Output every record below exactly as it appears.
#####
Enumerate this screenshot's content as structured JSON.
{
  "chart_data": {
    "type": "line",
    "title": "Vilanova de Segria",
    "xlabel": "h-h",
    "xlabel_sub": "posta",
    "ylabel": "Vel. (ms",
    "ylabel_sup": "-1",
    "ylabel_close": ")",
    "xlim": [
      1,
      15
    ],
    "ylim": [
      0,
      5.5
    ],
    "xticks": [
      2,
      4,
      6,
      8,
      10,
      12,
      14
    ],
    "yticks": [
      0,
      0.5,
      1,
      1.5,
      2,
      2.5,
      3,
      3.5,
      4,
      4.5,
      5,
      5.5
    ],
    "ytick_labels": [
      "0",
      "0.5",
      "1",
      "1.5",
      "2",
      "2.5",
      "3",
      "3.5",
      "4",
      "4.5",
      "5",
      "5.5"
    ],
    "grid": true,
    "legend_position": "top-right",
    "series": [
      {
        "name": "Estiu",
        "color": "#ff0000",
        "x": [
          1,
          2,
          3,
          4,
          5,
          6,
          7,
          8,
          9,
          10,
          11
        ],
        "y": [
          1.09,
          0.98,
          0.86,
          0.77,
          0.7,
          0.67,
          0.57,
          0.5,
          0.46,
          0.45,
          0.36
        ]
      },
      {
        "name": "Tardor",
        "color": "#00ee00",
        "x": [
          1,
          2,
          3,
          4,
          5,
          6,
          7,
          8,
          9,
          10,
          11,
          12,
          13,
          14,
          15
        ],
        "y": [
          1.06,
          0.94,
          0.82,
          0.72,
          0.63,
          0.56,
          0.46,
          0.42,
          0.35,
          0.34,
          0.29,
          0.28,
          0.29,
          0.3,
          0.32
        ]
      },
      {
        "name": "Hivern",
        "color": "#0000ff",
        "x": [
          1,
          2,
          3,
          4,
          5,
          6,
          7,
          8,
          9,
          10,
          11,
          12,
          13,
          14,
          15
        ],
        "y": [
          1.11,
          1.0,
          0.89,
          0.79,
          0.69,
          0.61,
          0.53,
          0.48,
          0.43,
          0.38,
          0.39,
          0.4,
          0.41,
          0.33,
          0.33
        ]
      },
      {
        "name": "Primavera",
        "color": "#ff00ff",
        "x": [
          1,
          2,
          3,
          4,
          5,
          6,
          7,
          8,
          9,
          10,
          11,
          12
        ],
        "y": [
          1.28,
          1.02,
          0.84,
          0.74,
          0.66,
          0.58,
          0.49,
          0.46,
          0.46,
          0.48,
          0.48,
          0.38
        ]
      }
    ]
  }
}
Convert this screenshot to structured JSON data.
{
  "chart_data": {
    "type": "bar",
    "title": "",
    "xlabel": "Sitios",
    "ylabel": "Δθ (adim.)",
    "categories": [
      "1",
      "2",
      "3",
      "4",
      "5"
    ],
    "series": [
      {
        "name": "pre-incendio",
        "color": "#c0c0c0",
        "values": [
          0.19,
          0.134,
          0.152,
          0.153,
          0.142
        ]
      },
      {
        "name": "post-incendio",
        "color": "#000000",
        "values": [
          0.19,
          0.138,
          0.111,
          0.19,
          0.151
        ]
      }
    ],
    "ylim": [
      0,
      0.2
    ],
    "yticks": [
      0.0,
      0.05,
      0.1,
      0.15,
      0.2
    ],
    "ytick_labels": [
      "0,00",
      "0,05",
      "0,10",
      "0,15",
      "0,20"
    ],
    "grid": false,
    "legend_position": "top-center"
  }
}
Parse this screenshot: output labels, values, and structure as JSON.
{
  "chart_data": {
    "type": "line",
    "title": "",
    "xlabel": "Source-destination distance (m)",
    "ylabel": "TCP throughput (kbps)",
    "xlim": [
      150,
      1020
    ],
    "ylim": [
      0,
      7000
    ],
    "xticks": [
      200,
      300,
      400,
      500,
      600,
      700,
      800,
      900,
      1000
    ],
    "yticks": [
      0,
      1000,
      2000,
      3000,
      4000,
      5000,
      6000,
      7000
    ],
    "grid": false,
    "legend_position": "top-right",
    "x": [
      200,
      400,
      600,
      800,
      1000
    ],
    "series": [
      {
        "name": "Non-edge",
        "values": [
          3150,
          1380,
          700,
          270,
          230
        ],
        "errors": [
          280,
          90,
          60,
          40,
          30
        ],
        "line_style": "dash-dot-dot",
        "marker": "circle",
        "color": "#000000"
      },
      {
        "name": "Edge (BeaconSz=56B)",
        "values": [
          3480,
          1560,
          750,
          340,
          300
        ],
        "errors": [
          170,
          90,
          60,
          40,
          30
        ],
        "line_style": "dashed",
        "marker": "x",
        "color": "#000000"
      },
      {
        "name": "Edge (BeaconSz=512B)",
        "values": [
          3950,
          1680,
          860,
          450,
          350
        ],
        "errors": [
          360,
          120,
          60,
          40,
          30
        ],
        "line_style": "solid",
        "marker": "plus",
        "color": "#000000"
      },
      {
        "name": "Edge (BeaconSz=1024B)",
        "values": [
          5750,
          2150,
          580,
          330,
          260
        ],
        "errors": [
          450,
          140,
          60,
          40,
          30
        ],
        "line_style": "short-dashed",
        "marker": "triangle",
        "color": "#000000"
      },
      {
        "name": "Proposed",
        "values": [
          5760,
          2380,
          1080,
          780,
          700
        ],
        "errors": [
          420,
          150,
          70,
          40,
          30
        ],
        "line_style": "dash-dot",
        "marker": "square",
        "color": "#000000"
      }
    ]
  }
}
#####
__The output__.
Enumerate this screenshot's content as structured JSON.
{
  "chart_data": {
    "type": "line",
    "title": "Vilanova de Segria",
    "xlabel": "h-h",
    "xlabel_sub": "posta",
    "ylabel": "Vel. (ms",
    "ylabel_sup": "-1",
    "ylabel_close": ")",
    "xlim": [
      1,
      15
    ],
    "ylim": [
      0,
      5.5
    ],
    "xticks": [
      2,
      4,
      6,
      8,
      10,
      12,
      14
    ],
    "yticks": [
      0,
      0.5,
      1,
      1.5,
      2,
      2.5,
      3,
      3.5,
      4,
      4.5,
      5,
      5.5
    ],
    "ytick_labels": [
      "0",
      "0.5",
      "1",
      "1.5",
      "2",
      "2.5",
      "3",
      "3.5",
      "4",
      "4.5",
      "5",
      "5.5"
    ],
    "grid": true,
    "legend_position": "top-right",
    "series": [
      {
        "name": "Estiu",
        "color": "#ff0000",
        "x": [
          1,
          2,
          3,
          4,
          5,
          6,
          7,
          8,
          9,
          10,
          11
        ],
        "y": [
          1.09,
          0.98,
          0.86,
          0.77,
          0.7,
          0.67,
          0.57,
          0.5,
          0.46,
          0.45,
          0.36
        ]
      },
      {
        "name": "Tardor",
        "color": "#00ee00",
        "x": [
          1,
          2,
          3,
          4,
          5,
          6,
          7,
          8,
          9,
          10,
          11,
          12,
          13,
          14,
          15
        ],
        "y": [
          1.06,
          0.94,
          0.82,
          0.72,
          0.63,
          0.56,
          0.46,
          0.42,
          0.35,
          0.34,
          0.29,
          0.28,
          0.29,
          0.3,
          0.32
        ]
      },
      {
        "name": "Hivern",
        "color": "#0000ff",
        "x": [
          1,
          2,
          3,
          4,
          5,
          6,
          7,
          8,
          9,
          10,
          11,
          12,
          13,
          14,
          15
        ],
        "y": [
          1.11,
          1.0,
          0.89,
          0.79,
          0.69,
          0.61,
          0.53,
          0.48,
          0.43,
          0.38,
          0.39,
          0.4,
          0.41,
          0.33,
          0.33
        ]
      },
      {
        "name": "Primavera",
        "color": "#ff00ff",
        "x": [
          1,
          2,
          3,
          4,
          5,
          6,
          7,
          8,
          9,
          10,
          11,
          12
        ],
        "y": [
          1.28,
          1.02,
          0.84,
          0.74,
          0.66,
          0.58,
          0.49,
          0.46,
          0.46,
          0.48,
          0.48,
          0.38
        ]
      }
    ]
  }
}
Convert this screenshot to structured JSON data.
{
  "chart_data": {
    "type": "bar",
    "title": "",
    "xlabel": "Sitios",
    "ylabel": "Δθ (adim.)",
    "categories": [
      "1",
      "2",
      "3",
      "4",
      "5"
    ],
    "series": [
      {
        "name": "pre-incendio",
        "color": "#c0c0c0",
        "values": [
          0.19,
          0.134,
          0.152,
          0.153,
          0.142
        ]
      },
      {
        "name": "post-incendio",
        "color": "#000000",
        "values": [
          0.19,
          0.138,
          0.111,
          0.19,
          0.151
        ]
      }
    ],
    "ylim": [
      0,
      0.2
    ],
    "yticks": [
      0.0,
      0.05,
      0.1,
      0.15,
      0.2
    ],
    "ytick_labels": [
      "0,00",
      "0,05",
      "0,10",
      "0,15",
      "0,20"
    ],
    "grid": false,
    "legend_position": "top-center"
  }
}
Parse this screenshot: output labels, values, and structure as JSON.
{
  "chart_data": {
    "type": "line",
    "title": "",
    "xlabel": "Source-destination distance (m)",
    "ylabel": "TCP throughput (kbps)",
    "xlim": [
      150,
      1020
    ],
    "ylim": [
      0,
      7000
    ],
    "xticks": [
      200,
      300,
      400,
      500,
      600,
      700,
      800,
      900,
      1000
    ],
    "yticks": [
      0,
      1000,
      2000,
      3000,
      4000,
      5000,
      6000,
      7000
    ],
    "grid": false,
    "legend_position": "top-right",
    "x": [
      200,
      400,
      600,
      800,
      1000
    ],
    "series": [
      {
        "name": "Non-edge",
        "values": [
          3150,
          1380,
          700,
          270,
          230
        ],
        "errors": [
          280,
          90,
          60,
          40,
          30
        ],
        "line_style": "dash-dot-dot",
        "marker": "circle",
        "color": "#000000"
      },
      {
        "name": "Edge (BeaconSz=56B)",
        "values": [
          3480,
          1560,
          750,
          340,
          300
        ],
        "errors": [
          170,
          90,
          60,
          40,
          30
        ],
        "line_style": "dashed",
        "marker": "x",
        "color": "#000000"
      },
      {
        "name": "Edge (BeaconSz=512B)",
        "values": [
          3950,
          1680,
          860,
          450,
          350
        ],
        "errors": [
          360,
          120,
          60,
          40,
          30
        ],
        "line_style": "solid",
        "marker": "plus",
        "color": "#000000"
      },
      {
        "name": "Edge (BeaconSz=1024B)",
        "values": [
          5750,
          2150,
          580,
          330,
          260
        ],
        "errors": [
          450,
          140,
          60,
          40,
          30
        ],
        "line_style": "short-dashed",
        "marker": "triangle",
        "color": "#000000"
      },
      {
        "name": "Proposed",
        "values": [
          5760,
          2380,
          1080,
          780,
          700
        ],
        "errors": [
          420,
          150,
          70,
          40,
          30
        ],
        "line_style": "dash-dot",
        "marker": "square",
        "color": "#000000"
      }
    ]
  }
}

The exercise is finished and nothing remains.